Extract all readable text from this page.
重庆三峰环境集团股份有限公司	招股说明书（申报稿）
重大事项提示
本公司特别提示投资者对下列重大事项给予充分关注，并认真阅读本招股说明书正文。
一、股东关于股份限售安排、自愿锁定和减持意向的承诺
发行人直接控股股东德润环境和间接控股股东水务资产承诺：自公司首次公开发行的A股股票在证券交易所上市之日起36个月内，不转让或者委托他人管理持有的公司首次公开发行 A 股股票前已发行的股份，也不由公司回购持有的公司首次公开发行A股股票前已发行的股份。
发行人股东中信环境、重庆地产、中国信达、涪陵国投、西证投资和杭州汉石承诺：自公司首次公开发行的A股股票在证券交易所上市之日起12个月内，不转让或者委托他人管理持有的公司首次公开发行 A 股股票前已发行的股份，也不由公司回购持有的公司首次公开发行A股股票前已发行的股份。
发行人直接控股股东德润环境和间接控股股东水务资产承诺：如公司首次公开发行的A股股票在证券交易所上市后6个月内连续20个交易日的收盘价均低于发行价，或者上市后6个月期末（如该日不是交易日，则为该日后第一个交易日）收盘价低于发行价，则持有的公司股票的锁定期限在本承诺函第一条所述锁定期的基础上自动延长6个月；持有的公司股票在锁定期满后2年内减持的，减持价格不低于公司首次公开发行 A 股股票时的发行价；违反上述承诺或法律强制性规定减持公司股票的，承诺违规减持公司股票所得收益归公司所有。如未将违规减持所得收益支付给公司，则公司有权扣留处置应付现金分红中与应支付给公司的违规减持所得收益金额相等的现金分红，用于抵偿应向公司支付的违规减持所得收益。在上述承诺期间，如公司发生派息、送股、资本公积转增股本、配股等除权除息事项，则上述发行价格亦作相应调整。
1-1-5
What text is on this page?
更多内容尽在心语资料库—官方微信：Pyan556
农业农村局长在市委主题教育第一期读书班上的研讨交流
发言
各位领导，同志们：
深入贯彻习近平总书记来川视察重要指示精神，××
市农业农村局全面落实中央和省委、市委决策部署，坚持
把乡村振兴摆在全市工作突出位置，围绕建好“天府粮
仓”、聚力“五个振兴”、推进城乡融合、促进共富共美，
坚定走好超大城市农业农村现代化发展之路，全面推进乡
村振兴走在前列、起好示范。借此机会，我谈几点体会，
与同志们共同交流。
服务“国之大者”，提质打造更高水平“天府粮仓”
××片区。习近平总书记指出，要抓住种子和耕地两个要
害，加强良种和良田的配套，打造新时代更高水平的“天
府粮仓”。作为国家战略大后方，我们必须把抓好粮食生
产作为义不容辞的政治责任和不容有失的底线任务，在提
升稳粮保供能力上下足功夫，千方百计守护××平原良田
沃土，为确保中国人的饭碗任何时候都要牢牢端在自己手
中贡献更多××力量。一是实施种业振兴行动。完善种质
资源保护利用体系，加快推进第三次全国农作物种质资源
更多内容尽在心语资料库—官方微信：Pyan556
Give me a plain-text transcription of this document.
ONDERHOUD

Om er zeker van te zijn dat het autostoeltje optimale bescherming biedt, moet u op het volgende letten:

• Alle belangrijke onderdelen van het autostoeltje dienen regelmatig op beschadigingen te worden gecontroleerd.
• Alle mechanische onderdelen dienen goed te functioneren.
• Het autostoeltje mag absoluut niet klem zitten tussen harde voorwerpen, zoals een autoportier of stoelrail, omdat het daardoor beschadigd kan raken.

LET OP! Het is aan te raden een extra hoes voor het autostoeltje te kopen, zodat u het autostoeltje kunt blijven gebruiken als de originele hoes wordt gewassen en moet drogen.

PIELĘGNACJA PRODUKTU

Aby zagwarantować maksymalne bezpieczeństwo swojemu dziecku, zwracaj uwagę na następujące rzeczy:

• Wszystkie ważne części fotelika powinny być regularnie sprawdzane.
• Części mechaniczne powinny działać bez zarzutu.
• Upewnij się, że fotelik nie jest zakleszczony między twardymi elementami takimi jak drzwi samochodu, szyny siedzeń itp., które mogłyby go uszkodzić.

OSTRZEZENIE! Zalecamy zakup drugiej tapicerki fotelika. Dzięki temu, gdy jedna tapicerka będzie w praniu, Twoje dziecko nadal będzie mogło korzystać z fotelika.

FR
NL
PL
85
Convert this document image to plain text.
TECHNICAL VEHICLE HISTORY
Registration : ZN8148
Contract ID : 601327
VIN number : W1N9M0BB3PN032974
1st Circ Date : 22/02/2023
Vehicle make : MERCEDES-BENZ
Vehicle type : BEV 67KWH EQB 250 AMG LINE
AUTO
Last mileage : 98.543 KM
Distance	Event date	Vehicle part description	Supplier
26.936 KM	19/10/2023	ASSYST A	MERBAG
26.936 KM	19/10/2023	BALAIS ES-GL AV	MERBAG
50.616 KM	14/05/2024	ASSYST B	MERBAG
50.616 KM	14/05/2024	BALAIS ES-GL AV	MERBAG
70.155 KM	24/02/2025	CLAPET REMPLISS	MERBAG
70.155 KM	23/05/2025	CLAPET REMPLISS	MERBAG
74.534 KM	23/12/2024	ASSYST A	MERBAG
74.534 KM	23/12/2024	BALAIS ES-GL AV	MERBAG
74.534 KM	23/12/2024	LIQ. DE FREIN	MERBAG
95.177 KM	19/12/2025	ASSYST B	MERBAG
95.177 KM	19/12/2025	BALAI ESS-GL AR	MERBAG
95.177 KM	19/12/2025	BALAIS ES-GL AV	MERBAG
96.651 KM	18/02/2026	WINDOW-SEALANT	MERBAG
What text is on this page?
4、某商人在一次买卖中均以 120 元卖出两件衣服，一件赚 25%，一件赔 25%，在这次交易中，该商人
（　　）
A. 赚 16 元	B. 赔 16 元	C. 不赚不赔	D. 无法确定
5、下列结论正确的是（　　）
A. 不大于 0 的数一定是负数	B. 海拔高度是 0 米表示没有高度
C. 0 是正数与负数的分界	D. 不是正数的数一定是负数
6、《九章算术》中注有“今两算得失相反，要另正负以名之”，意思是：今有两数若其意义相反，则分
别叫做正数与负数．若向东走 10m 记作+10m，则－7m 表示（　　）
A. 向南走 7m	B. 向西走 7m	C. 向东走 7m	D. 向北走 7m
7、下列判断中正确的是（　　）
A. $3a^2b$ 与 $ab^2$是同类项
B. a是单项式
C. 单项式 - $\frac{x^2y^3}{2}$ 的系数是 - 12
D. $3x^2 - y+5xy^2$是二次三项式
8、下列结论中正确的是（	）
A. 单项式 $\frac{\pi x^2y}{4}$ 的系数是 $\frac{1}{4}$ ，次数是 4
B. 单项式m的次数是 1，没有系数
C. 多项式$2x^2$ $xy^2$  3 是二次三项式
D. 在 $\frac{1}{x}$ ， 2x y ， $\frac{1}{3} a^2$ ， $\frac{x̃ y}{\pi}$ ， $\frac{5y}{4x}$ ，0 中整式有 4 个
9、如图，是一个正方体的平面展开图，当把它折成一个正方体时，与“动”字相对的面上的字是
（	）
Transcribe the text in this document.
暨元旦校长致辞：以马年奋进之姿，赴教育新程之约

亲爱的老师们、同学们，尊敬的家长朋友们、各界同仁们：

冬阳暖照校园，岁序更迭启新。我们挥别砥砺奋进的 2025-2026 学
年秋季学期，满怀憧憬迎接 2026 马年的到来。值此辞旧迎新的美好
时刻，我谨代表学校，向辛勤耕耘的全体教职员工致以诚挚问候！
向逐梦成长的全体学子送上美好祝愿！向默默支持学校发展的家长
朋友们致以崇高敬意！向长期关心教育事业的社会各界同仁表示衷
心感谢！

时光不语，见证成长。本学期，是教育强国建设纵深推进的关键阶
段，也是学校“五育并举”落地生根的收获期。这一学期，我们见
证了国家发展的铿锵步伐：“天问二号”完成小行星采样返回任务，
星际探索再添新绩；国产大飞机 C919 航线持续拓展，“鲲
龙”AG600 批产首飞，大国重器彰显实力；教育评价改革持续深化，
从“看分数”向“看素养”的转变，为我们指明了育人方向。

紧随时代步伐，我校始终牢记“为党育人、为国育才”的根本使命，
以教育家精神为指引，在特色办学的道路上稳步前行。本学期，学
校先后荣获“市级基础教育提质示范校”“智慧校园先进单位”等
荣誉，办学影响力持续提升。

==================================================

> SHORT EXERCISE
Check each line in the records for the word "dienen" and say how many have it, with nothing else.

> FULL OUTPUT
2